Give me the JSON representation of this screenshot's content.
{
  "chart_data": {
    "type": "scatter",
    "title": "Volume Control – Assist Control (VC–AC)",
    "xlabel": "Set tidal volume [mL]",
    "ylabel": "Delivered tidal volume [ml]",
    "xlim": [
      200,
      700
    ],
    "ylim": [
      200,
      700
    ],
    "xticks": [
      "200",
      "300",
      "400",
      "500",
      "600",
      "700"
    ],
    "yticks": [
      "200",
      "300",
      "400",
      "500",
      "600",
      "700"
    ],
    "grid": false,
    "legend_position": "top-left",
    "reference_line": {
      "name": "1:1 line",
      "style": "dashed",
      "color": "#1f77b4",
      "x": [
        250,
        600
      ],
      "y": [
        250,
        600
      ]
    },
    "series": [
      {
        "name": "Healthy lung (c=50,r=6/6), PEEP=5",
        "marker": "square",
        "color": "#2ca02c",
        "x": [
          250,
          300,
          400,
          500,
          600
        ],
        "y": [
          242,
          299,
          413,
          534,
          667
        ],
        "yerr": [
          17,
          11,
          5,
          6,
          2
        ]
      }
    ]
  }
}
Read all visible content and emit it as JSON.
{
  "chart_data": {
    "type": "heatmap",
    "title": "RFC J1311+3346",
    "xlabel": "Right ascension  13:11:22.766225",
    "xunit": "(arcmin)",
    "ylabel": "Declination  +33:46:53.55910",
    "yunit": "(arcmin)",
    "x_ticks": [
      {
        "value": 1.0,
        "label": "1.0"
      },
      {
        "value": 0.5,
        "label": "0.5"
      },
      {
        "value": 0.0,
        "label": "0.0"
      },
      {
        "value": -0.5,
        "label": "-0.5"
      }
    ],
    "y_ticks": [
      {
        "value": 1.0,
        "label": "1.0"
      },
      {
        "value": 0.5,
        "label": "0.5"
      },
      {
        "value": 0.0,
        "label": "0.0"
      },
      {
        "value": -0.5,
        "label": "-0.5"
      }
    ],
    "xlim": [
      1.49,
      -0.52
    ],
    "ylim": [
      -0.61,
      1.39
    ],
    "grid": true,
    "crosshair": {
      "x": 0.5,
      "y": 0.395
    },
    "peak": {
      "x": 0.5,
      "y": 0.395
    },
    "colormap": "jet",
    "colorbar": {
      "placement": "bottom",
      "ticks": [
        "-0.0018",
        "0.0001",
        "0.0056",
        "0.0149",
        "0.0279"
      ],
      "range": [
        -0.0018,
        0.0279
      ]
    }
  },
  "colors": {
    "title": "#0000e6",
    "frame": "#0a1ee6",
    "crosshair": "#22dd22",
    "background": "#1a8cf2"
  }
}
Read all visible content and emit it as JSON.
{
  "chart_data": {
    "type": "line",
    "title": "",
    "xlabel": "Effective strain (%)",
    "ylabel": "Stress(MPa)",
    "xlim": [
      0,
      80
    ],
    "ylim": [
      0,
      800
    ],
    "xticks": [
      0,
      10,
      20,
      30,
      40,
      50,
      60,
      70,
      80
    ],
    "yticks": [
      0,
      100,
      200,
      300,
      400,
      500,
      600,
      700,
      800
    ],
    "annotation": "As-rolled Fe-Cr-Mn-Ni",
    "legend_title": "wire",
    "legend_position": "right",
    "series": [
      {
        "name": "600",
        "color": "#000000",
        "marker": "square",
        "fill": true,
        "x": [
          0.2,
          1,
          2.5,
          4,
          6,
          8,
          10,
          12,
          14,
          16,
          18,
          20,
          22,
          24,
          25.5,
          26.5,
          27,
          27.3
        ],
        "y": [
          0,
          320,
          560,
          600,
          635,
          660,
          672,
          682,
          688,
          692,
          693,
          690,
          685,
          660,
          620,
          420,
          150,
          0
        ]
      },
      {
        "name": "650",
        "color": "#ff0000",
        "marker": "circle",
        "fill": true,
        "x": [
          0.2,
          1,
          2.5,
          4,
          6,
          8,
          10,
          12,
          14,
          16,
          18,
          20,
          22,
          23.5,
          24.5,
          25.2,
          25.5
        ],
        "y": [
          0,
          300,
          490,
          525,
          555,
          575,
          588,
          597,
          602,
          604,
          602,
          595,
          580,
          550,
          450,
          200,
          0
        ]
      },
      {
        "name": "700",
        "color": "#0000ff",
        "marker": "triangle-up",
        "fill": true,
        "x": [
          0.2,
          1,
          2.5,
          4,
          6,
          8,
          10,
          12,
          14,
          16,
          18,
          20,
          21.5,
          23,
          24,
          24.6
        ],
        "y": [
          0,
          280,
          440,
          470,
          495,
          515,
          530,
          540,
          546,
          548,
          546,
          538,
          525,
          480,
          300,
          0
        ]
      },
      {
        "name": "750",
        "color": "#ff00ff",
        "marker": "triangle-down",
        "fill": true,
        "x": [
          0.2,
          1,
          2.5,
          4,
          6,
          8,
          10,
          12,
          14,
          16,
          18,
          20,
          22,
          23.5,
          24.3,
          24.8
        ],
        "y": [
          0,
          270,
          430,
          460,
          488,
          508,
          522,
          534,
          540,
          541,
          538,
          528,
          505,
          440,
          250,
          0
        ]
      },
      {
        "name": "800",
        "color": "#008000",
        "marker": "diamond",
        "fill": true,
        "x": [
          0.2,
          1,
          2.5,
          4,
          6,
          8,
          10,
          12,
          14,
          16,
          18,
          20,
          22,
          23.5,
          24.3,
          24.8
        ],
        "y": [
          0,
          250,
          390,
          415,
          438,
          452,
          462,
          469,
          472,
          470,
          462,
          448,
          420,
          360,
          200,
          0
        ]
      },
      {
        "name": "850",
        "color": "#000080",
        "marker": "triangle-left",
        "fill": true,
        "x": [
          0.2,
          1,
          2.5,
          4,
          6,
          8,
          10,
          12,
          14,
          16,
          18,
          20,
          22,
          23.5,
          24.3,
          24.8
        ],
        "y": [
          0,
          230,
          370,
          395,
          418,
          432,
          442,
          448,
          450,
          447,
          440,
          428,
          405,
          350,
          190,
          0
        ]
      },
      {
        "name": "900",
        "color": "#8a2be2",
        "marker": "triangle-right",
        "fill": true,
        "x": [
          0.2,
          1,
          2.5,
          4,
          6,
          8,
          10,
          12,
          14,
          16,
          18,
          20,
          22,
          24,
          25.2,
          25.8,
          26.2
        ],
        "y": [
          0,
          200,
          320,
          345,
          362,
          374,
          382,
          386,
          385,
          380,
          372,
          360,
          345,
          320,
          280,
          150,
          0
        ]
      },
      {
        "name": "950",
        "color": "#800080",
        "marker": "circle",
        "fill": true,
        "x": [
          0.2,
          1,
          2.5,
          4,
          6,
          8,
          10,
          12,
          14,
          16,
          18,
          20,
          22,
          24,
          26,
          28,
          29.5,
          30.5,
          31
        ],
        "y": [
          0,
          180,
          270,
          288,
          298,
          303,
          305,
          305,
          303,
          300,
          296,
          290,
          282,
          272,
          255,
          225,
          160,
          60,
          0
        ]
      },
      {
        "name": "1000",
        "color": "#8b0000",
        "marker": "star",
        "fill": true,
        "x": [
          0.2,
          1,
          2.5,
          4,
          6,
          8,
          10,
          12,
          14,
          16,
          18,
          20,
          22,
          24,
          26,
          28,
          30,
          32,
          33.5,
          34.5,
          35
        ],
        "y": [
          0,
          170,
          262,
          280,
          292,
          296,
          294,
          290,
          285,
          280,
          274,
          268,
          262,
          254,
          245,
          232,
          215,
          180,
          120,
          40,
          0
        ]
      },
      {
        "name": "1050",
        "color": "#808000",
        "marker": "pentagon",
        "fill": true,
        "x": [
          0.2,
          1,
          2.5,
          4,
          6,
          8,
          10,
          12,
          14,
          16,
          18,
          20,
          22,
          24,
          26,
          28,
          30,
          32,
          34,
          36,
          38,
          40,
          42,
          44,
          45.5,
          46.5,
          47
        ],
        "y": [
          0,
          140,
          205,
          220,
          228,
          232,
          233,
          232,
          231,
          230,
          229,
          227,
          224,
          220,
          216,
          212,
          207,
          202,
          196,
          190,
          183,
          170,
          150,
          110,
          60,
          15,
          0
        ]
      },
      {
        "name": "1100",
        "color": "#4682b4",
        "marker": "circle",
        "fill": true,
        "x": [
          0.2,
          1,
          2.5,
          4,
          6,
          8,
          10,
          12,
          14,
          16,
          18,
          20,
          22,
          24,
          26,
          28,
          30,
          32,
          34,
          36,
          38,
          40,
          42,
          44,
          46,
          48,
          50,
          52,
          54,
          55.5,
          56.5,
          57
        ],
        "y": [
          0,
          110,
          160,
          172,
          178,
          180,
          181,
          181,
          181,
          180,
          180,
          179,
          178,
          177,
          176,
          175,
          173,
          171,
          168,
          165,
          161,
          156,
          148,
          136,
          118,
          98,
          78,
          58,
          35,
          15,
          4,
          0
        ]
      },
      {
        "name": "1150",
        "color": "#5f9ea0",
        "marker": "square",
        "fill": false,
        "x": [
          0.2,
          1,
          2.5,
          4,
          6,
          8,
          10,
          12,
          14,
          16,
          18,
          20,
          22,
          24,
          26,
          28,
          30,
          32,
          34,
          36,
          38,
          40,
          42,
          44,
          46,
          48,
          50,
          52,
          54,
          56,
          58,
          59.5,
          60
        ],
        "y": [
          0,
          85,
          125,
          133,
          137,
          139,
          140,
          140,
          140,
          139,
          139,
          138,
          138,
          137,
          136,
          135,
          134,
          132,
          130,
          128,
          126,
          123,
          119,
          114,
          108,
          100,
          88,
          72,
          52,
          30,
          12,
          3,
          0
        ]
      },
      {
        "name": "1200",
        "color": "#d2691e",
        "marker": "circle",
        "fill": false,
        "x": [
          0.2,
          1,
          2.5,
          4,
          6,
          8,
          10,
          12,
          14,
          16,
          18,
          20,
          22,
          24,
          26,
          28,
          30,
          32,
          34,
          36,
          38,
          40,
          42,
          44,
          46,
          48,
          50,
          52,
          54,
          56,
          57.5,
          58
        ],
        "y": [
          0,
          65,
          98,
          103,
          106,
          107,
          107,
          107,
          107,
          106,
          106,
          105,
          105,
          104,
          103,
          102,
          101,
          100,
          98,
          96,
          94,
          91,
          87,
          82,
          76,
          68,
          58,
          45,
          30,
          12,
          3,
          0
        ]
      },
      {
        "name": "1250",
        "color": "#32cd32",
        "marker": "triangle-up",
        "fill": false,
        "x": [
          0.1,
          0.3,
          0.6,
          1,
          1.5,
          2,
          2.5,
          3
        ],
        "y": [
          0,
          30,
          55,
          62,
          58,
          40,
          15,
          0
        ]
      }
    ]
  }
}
========
[JOB]
Every line that holds the string "ylabel" should be returned.

[THE SOLUTION]
    "ylabel": "Delivered tidal volume [ml]",
    "ylabel": "Declination  +33:46:53.55910",
    "ylabel": "Stress(MPa)",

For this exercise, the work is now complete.